Rewrite the data below, replacing every occurrence of "Team Meeting" with "Client Call" and leaving everything else unchanged.

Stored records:
+---+

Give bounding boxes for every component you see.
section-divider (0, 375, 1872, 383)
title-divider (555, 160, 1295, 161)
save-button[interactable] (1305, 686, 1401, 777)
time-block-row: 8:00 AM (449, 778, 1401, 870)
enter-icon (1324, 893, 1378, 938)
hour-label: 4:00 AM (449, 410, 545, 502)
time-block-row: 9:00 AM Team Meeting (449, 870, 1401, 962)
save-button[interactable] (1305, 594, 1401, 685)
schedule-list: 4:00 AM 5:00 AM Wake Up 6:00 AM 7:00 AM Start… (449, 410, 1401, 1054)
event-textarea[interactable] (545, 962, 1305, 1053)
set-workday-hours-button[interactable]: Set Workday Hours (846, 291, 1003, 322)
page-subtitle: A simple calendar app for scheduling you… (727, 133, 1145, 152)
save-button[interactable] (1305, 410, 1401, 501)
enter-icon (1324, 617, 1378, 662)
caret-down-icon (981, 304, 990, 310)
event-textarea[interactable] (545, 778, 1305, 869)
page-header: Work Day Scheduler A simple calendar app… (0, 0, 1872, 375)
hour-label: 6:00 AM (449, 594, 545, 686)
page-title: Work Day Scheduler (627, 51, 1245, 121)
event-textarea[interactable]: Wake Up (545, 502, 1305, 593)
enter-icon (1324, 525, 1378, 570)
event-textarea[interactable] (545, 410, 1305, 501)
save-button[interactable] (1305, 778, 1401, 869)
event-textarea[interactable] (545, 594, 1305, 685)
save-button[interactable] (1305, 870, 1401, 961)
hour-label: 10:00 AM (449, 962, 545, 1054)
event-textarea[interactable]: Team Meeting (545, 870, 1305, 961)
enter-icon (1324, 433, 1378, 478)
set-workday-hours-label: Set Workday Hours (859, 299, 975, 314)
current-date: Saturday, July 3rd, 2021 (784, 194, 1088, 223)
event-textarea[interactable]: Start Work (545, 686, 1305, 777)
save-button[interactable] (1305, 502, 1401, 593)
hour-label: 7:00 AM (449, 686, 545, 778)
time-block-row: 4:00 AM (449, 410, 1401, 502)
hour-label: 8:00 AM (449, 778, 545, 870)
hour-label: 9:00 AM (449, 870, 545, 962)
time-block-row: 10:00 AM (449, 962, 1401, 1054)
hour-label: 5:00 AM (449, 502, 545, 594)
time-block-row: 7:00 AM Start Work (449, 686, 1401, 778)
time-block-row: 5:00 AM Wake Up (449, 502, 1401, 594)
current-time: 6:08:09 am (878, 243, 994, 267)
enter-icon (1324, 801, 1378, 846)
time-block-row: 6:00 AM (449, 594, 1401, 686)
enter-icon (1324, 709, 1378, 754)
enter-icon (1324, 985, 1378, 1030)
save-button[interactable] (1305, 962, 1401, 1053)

+---+

• The solution:
Give bounding boxes for every component you see.
section-divider (0, 375, 1872, 383)
title-divider (555, 160, 1295, 161)
save-button[interactable] (1305, 686, 1401, 777)
time-block-row: 8:00 AM (449, 778, 1401, 870)
enter-icon (1324, 893, 1378, 938)
hour-label: 4:00 AM (449, 410, 545, 502)
time-block-row: 9:00 AM Client Call (449, 870, 1401, 962)
save-button[interactable] (1305, 594, 1401, 685)
schedule-list: 4:00 AM 5:00 AM Wake Up 6:00 AM 7:00 AM Start… (449, 410, 1401, 1054)
event-textarea[interactable] (545, 962, 1305, 1053)
set-workday-hours-button[interactable]: Set Workday Hours (846, 291, 1003, 322)
page-subtitle: A simple calendar app for scheduling you… (727, 133, 1145, 152)
save-button[interactable] (1305, 410, 1401, 501)
enter-icon (1324, 617, 1378, 662)
caret-down-icon (981, 304, 990, 310)
event-textarea[interactable] (545, 778, 1305, 869)
page-header: Work Day Scheduler A simple calendar app… (0, 0, 1872, 375)
hour-label: 6:00 AM (449, 594, 545, 686)
page-title: Work Day Scheduler (627, 51, 1245, 121)
event-textarea[interactable]: Wake Up (545, 502, 1305, 593)
enter-icon (1324, 525, 1378, 570)
event-textarea[interactable] (545, 410, 1305, 501)
save-button[interactable] (1305, 778, 1401, 869)
event-textarea[interactable] (545, 594, 1305, 685)
save-button[interactable] (1305, 870, 1401, 961)
hour-label: 10:00 AM (449, 962, 545, 1054)
event-textarea[interactable]: Client Call (545, 870, 1305, 961)
enter-icon (1324, 433, 1378, 478)
set-workday-hours-label: Set Workday Hours (859, 299, 975, 314)
current-date: Saturday, July 3rd, 2021 (784, 194, 1088, 223)
event-textarea[interactable]: Start Work (545, 686, 1305, 777)
save-button[interactable] (1305, 502, 1401, 593)
hour-label: 7:00 AM (449, 686, 545, 778)
time-block-row: 4:00 AM (449, 410, 1401, 502)
hour-label: 8:00 AM (449, 778, 545, 870)
hour-label: 9:00 AM (449, 870, 545, 962)
time-block-row: 10:00 AM (449, 962, 1401, 1054)
hour-label: 5:00 AM (449, 502, 545, 594)
time-block-row: 7:00 AM Start Work (449, 686, 1401, 778)
time-block-row: 5:00 AM Wake Up (449, 502, 1401, 594)
current-time: 6:08:09 am (878, 243, 994, 267)
enter-icon (1324, 801, 1378, 846)
time-block-row: 6:00 AM (449, 594, 1401, 686)
enter-icon (1324, 709, 1378, 754)
enter-icon (1324, 985, 1378, 1030)
save-button[interactable] (1305, 962, 1401, 1053)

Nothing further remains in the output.